RECORDS FOR THIS TASK:
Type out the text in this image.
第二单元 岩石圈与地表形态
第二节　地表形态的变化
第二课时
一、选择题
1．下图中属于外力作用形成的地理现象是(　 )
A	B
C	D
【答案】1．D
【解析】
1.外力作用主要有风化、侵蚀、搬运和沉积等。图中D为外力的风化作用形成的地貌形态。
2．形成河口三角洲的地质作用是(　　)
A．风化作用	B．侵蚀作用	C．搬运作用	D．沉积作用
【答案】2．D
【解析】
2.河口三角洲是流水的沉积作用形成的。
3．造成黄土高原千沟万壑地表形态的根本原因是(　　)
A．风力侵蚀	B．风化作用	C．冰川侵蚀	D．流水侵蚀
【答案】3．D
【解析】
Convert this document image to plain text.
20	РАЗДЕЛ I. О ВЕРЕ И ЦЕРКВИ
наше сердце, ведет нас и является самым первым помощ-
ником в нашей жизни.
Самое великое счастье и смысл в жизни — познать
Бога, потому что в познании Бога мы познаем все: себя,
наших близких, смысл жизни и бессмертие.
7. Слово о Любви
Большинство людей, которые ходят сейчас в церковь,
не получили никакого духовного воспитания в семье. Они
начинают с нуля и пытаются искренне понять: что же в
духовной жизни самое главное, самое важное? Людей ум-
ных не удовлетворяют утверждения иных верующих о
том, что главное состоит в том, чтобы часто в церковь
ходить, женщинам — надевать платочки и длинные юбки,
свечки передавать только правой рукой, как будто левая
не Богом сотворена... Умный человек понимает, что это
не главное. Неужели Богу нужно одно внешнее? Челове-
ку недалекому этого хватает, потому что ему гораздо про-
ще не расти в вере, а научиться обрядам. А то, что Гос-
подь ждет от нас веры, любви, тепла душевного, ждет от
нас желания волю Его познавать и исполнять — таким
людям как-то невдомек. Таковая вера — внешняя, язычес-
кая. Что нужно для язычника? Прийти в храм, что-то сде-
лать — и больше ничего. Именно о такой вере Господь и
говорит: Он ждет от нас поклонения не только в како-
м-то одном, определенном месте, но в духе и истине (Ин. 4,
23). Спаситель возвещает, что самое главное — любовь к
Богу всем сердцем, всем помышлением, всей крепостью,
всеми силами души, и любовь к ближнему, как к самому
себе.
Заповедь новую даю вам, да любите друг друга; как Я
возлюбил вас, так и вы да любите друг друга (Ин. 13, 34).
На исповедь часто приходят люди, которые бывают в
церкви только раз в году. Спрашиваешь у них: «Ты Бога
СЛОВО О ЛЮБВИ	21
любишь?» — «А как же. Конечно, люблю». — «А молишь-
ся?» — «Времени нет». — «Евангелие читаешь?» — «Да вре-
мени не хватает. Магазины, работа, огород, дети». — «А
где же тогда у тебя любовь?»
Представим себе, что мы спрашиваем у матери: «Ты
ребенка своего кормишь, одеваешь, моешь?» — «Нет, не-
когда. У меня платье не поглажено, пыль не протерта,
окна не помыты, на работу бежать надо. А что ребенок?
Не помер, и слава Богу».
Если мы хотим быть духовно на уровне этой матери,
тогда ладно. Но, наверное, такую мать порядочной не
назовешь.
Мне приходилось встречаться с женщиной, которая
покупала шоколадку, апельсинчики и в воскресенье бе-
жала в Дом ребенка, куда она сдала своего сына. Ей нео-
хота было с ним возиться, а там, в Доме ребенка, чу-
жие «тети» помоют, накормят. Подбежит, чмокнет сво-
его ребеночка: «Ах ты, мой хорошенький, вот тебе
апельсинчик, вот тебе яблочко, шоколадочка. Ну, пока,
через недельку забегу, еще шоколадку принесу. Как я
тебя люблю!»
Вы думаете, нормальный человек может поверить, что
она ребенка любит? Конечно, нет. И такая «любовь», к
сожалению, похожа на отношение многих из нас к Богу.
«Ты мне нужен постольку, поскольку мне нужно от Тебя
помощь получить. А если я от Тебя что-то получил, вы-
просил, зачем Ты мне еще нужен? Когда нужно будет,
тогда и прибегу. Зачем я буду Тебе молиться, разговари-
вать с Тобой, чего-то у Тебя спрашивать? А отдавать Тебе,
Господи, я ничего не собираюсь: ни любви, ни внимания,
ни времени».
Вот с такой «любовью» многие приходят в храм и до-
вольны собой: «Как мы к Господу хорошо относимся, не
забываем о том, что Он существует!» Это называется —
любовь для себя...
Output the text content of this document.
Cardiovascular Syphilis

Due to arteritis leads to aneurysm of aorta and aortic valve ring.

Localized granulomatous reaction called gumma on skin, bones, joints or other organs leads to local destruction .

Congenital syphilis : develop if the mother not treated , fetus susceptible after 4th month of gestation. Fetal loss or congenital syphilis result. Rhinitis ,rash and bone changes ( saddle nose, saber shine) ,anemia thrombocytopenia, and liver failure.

WRITTEN INSTRUCTION: Show, from the material above, each line that includes the string "тогда".

EXERCISE SOLUTION:
где же тогда у тебя любовь?»
тогда ладно. Но, наверное, такую мать порядочной не
тогда и прибегу. Зачем я буду Тебе молиться, разговари-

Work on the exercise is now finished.